— Begin TASK INPUT —

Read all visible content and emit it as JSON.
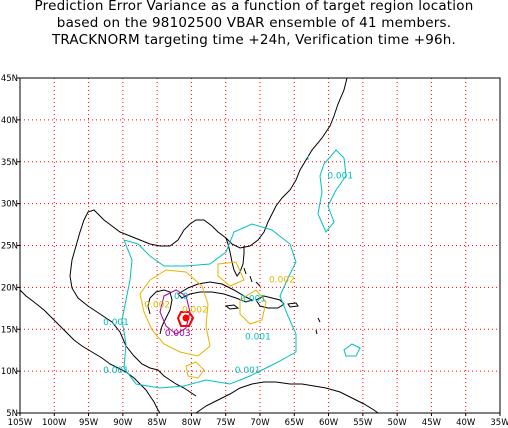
{
  "title": {
    "line1": "Prediction Error Variance as a function of target region location",
    "line2": "based on the 98102500 VBAR ensemble of 41 members.",
    "line3": "TRACKNORM targeting time +24h, Verification time +96h."
  },
  "axes": {
    "lon_ticks": [
      "105W",
      "100W",
      "95W",
      "90W",
      "85W",
      "80W",
      "75W",
      "70W",
      "65W",
      "60W",
      "55W",
      "50W",
      "45W",
      "40W",
      "35W"
    ],
    "lat_ticks": [
      "5N",
      "10N",
      "15N",
      "20N",
      "25N",
      "30N",
      "35N",
      "40N",
      "45N"
    ],
    "lon_range": [
      -105,
      -35
    ],
    "lat_range": [
      5,
      45
    ]
  },
  "colors": {
    "grid": "#ff0000",
    "coast": "#000000",
    "level_0001": "#00c0c0",
    "level_0002": "#e6b400",
    "level_0003": "#a000a0",
    "max": "#ff0000"
  },
  "contour_labels": [
    {
      "text": "0.001",
      "color": "#00c0c0",
      "lon": -58.3,
      "lat": 33.0
    },
    {
      "text": "0.001",
      "color": "#00c0c0",
      "lon": -71.0,
      "lat": 18.3
    },
    {
      "text": "0.001",
      "color": "#00c0c0",
      "lon": -91.0,
      "lat": 15.5
    },
    {
      "text": "0.001",
      "color": "#00c0c0",
      "lon": -70.3,
      "lat": 13.8
    },
    {
      "text": "0.001",
      "color": "#00c0c0",
      "lon": -91.0,
      "lat": 9.8
    },
    {
      "text": "0.001",
      "color": "#00c0c0",
      "lon": -71.8,
      "lat": 9.8
    },
    {
      "text": "0.002",
      "color": "#e6b400",
      "lon": -85.0,
      "lat": 17.6
    },
    {
      "text": "0.002",
      "color": "#e6b400",
      "lon": -79.5,
      "lat": 17.0
    },
    {
      "text": "0.002",
      "color": "#e6b400",
      "lon": -66.8,
      "lat": 20.6
    },
    {
      "text": "0.003",
      "color": "#a000a0",
      "lon": -82.0,
      "lat": 14.2
    },
    {
      "text": "0.0",
      "color": "#00c0c0",
      "lon": -81.5,
      "lat": 18.6
    }
  ],
  "chart_data": {
    "type": "map-contour",
    "field": "Prediction Error Variance",
    "levels": [
      0.001,
      0.002,
      0.003
    ],
    "maximum": {
      "lon": -81,
      "lat": 16.5
    }
  }
}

— End TASK INPUT —

EXERCISE DIRECTIONS – Find how many lines in the listing hold "Error", and reply with that number only.

ANSWER TO THE TASK – 2